Para ustedes, un texto de Facundo Cabral. Lo encuentro maravilloso, de profunda sabiduría. También es posible

escuchar su audio, relatado por el mismo autor, haciendo click aquí.

Levántate y anda.
 Deja la cama donde te duermes con la multitud y sal a caminar por ti mismo. Es decir, por lo único verdadero, es decir, por la vida. Entonces despierto, bendecirás a todos con tu alegría.
 Deja la parasitaria tribuna y entra a la cancha a jugar tu partido. Deja de complicarte y complicar.
 Detente y comprobarás que el sentido de la vida, está en ella misma.
 Puedes llamar a cada cosa como quieras, pero todas las cosas, principalmente las que ni vemos y ni siquiera sospechamos, conforman este iluminoso misterio que llamamos vida.

Muchas son las cosas, pero una la realidad.
Ábrete. Anímate. Aprende de todo, pero ante todo, de ti mismo. Concéntrate en esto y te iluminarás y esa serena alegría te llevará de estadio en estadio, siempre en ascenso, espiritual, intelectual y material.

Cantando, bailando y amando.

La alegría te hace sabio, no las preguntas. ¿Desde cuándo la obra tiene derecho a preguntar al creador? Solo hace falta que te des cuenta de que eres parte del Universo. Entonces serás para ti y para los demás una constante inspiración, libre de todo lo que divida. Entonces tu vivir será un arte y en lo más profundo de ti esta la raíz de tanta belleza. Solo a partir de ti un acto puede ser una totalidad. Por eso, no pidas más, vive más, ese es el secreto de la riqueza. Por eso, no debes seguir a nadie como un huérfano, sino seguirte como un hombre. Entonces, comprenderás que para vivir mejor hay que ser mejor.

(QUÉ DEBES HACER)
a: Reescribe el texto extraído desde "Levántate y anda." hasta "intelectual y material." y sustituye "cancha" por "arena".
b: Traduce al inglés la siguiente oración del texto extraído: "La alegría te hace sabio, no las preguntas."

(Registros de origen)

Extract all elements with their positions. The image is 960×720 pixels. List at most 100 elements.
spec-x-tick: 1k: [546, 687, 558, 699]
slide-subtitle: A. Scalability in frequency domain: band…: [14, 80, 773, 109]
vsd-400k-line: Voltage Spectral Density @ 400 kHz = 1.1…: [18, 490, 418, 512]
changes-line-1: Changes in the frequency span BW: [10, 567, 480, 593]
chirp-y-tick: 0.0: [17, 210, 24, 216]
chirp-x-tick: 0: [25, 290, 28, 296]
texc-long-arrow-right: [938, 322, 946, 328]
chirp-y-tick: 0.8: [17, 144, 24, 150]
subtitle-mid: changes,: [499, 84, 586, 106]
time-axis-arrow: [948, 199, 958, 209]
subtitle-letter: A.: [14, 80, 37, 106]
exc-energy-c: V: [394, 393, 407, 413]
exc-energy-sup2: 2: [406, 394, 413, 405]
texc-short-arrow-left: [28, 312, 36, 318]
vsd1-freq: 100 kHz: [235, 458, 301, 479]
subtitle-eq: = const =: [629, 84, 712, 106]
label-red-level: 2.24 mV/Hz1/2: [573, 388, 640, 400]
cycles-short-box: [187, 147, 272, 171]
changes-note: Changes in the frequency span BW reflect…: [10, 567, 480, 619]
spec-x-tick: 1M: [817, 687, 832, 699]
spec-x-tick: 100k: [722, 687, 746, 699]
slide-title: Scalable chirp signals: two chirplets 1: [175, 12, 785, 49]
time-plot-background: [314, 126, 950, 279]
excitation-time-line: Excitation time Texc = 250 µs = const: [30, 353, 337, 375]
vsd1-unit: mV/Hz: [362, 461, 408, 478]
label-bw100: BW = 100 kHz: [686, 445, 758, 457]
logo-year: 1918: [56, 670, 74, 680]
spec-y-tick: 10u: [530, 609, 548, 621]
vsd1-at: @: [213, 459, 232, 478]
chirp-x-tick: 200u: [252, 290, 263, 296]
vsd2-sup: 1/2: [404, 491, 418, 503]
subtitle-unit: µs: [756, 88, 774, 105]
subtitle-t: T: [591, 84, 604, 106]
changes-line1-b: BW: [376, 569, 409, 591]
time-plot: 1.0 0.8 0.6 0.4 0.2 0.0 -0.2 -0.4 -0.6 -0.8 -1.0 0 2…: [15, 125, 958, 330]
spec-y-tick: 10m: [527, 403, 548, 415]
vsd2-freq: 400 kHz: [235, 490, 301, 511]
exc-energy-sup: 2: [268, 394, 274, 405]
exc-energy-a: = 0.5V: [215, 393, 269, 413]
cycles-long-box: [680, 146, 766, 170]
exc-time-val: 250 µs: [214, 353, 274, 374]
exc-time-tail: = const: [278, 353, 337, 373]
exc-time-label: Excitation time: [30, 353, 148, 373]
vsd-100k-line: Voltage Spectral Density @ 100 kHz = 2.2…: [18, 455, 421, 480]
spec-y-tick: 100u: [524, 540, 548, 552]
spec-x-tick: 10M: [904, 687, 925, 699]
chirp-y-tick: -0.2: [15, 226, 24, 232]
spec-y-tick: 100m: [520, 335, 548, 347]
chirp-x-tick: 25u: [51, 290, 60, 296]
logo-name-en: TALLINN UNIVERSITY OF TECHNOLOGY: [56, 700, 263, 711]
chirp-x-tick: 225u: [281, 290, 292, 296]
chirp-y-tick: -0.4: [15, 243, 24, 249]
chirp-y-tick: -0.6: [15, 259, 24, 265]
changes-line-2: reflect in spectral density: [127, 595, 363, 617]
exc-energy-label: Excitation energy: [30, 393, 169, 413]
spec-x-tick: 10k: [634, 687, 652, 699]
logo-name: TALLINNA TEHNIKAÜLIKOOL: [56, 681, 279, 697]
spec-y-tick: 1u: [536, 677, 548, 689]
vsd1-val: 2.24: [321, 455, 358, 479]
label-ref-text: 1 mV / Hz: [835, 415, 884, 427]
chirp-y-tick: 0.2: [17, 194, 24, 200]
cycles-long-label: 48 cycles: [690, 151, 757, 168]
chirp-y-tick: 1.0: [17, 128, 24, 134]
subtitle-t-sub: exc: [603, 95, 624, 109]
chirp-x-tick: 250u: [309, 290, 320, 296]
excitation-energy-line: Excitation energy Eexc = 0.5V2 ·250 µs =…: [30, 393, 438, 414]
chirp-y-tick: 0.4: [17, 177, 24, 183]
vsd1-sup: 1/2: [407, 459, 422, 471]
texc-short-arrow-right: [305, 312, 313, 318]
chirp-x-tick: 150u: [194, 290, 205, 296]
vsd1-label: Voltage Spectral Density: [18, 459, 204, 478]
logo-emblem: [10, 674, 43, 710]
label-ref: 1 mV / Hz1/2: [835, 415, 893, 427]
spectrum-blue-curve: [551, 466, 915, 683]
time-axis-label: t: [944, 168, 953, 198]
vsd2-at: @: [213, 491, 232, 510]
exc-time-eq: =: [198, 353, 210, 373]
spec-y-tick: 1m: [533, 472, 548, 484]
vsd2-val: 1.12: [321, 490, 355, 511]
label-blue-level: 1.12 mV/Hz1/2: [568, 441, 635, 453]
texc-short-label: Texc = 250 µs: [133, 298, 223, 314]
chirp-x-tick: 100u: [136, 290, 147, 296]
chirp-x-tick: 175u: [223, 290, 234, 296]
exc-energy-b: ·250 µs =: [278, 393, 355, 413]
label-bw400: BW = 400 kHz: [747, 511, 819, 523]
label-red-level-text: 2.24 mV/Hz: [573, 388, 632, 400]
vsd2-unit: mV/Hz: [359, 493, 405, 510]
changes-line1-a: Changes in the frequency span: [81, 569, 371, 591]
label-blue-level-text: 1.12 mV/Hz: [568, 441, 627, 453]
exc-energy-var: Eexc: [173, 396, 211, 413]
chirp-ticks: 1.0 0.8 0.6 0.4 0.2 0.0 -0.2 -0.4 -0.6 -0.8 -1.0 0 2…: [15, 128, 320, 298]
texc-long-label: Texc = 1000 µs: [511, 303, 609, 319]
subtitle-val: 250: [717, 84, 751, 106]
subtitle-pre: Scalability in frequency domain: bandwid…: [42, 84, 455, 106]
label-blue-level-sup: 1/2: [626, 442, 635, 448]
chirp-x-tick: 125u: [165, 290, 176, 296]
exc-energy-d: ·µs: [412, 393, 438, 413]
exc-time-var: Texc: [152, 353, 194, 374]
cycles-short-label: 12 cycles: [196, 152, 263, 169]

(RESULTADOS OBTENIDOS)
a:
Levántate y anda.
 Deja la cama donde te duermes con la multitud y sal a caminar por ti mismo. Es decir, por lo único verdadero, es decir, por la vida. Entonces despierto, bendecirás a todos con tu alegría.
 Deja la parasitaria tribuna y entra a la arena a jugar tu partido. Deja de complicarte y complicar.
 Detente y comprobarás que el sentido de la vida, está en ella misma.
 Puedes llamar a cada cosa como quieras, pero todas las cosas, principalmente las que ni vemos y ni siquiera sospechamos, conforman este iluminoso misterio que llamamos vida.

Muchas son las cosas, pero una la realidad.
Ábrete. Anímate. Aprende de todo, pero ante todo, de ti mismo. Concéntrate en esto y te iluminarás y esa serena alegría te llevará de estadio en estadio, siempre en ascenso, espiritual, intelectual y material.

b: Joy makes you wise, not questions.